Texto de estudo ::
****************
Testes à Covid-19 fora de regime de vigiados geram negócio milionário

Os testes à Covid-19 no sector privado são regulados pelo regime de preços livres, sem qualquer limite na margem de lucro, o que fez disparar os preços praticados em Angola, quatro vezes mais do que a média de 12 países africanos analisados pelo Expansão.

E quem mais ganha são as clínicas privadas já que este negócio chega aos 800 milhões Kz mensais, se contabilizarmos os 28 voos que partem de Luanda mensalmente, com uma média de 150 passageiros.

No Sistema Nacional de Saúde Pública, o Governo fixou por decreto conjunto dos ministérios das Finanças e da Saúde os preços que devem ser cobrados aos utentes, mas no privado não há qualquer limite.

Os testes ficaram de fora da lista de 39 bens médico-medicamentosos para a prevenção e tratamento do novo coronavírus, colocada no regime de preços vigiados pelo Decreto Executivo n.º 123/20, de 30 de Março, do Ministério das Finanças.

Álcool gel, algodão, aventais descartáveis, batas, fatos-macaco impermeáveis, luvas cirúrgicas, máscaras descartáveis, pulverizadores estão entre os 39 produtos que não podem ser vendidos com margens de lucro superiores a 20%, conforme estabelece o Decreto Executivo n.º 77/16, de 25 de Fevereiro, que define as regras e procedimentos para a fixação de preços praticados nas três categorias vigentes em Angola: preços fixados, vigiados e livres. Mas os testes para detectar se a pessoa está infectada, e que é um elemento fundamental no despiste e tratamento da doença, não têm qualquer limite no privado, permitindo a cobrança de valores que vão dos 137.000 a 187.000 Kz, no caso do teste RT-PCR, conhecido por teste da zaragatoa (exigido aos passageiros de voos internacionais), e entre 19.000 e 39.000 Kz, no caso dos testes rápidos (obrigatórios nas viagens interprovinciais e para a obtenção de alta da quarentena).

Testes deviam estar no regime vigiado 

“No regime livre não há margens de lucro previstas por lei. Depende da concorrência no mercado. O valor é definido na base da oferta e da procura”, esclareceu ao Expansão o chefe do departamento de preços e subsídios do Ministério das Finanças, Raimundo Santa Rosa, admitindo que o ideal seria os testes estarem no regime de preços vigiados.
****************
Dados recolhidos:
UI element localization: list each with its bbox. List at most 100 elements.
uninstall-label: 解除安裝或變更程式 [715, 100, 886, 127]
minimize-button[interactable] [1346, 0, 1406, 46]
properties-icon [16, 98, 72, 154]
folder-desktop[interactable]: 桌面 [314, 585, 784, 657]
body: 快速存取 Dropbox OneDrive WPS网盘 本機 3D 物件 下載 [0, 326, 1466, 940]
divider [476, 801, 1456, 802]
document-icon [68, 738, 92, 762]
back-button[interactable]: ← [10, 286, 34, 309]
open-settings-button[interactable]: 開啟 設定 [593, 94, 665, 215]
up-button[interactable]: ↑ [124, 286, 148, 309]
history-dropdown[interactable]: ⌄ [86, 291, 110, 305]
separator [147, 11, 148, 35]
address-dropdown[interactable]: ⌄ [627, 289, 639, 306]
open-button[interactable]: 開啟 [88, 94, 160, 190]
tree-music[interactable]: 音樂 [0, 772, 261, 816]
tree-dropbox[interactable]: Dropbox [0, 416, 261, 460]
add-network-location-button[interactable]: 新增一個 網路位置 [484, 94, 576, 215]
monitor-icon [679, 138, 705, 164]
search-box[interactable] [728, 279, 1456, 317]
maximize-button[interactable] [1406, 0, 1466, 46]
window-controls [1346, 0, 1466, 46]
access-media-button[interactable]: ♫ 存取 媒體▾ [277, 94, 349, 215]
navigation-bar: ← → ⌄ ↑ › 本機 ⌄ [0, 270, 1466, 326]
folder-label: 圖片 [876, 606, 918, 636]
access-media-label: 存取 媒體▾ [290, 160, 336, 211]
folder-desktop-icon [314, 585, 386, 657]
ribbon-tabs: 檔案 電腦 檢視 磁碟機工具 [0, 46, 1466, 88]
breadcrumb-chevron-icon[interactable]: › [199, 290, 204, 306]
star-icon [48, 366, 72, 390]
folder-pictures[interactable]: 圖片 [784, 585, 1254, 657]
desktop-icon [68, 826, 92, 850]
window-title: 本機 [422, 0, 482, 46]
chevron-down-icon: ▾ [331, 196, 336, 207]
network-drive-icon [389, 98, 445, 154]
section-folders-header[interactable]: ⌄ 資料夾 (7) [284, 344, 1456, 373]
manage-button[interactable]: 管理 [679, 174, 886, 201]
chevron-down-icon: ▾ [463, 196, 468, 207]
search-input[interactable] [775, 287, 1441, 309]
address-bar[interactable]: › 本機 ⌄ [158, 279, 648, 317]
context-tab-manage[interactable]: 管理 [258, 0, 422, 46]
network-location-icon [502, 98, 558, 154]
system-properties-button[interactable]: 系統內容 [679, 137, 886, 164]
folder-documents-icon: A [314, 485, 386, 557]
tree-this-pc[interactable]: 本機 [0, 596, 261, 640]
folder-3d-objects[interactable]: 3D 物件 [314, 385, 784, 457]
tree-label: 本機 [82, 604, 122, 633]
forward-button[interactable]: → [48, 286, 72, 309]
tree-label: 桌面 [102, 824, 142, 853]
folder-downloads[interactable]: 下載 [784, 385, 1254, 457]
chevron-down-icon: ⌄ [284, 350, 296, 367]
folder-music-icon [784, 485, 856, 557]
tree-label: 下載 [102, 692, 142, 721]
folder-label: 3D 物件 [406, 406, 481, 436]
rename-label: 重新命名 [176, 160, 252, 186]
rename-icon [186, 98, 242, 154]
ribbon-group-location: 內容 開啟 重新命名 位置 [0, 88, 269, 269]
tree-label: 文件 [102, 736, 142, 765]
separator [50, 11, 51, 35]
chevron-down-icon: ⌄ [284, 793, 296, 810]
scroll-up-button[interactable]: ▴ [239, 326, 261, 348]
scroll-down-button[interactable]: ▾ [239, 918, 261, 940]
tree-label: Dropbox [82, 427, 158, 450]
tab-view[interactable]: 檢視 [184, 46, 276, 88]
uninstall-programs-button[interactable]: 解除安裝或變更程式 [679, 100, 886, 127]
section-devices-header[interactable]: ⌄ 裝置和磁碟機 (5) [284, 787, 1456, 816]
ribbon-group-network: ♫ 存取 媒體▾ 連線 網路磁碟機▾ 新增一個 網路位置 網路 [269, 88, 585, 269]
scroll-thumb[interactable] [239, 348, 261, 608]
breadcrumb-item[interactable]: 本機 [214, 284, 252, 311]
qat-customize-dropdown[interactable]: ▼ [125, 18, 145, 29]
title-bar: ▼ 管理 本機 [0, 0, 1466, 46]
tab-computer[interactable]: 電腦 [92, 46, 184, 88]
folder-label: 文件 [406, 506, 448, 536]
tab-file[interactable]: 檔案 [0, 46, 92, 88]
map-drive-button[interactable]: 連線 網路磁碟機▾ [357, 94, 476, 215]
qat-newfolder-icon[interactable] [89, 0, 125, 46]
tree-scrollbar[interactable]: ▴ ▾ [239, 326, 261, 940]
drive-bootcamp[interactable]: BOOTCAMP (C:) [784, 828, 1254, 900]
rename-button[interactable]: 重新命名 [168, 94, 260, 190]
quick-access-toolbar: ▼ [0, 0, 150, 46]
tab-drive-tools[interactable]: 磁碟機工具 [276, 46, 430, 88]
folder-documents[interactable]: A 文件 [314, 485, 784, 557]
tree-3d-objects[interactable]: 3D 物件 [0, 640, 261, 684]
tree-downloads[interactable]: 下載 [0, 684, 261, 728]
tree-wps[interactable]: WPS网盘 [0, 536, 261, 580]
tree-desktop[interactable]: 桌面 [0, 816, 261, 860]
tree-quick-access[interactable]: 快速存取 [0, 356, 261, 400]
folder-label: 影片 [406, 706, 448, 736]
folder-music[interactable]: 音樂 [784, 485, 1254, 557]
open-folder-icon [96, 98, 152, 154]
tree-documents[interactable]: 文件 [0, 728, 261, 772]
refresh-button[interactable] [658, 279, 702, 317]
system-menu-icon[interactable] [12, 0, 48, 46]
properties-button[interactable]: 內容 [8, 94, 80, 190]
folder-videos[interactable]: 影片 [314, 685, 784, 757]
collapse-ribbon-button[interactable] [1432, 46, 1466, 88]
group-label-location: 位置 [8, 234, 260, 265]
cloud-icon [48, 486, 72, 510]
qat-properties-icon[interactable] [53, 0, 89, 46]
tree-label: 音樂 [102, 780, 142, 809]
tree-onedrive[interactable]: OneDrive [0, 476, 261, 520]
****************
Detalhes da tarefa :: Transcreva fielmente o trecho do texto sobre os preços dos testes à Covid-19 que começa em “Os testes ficaram” e prossegue até “Ministério das Finanças.”.

Resolução da tarefa ::
Os testes ficaram de fora da lista de 39 bens médico-medicamentosos para a prevenção e tratamento do novo coronavírus, colocada no regime de preços vigiados pelo Decreto Executivo n.º 123/20, de 30 de Março, do Ministério das Finanças.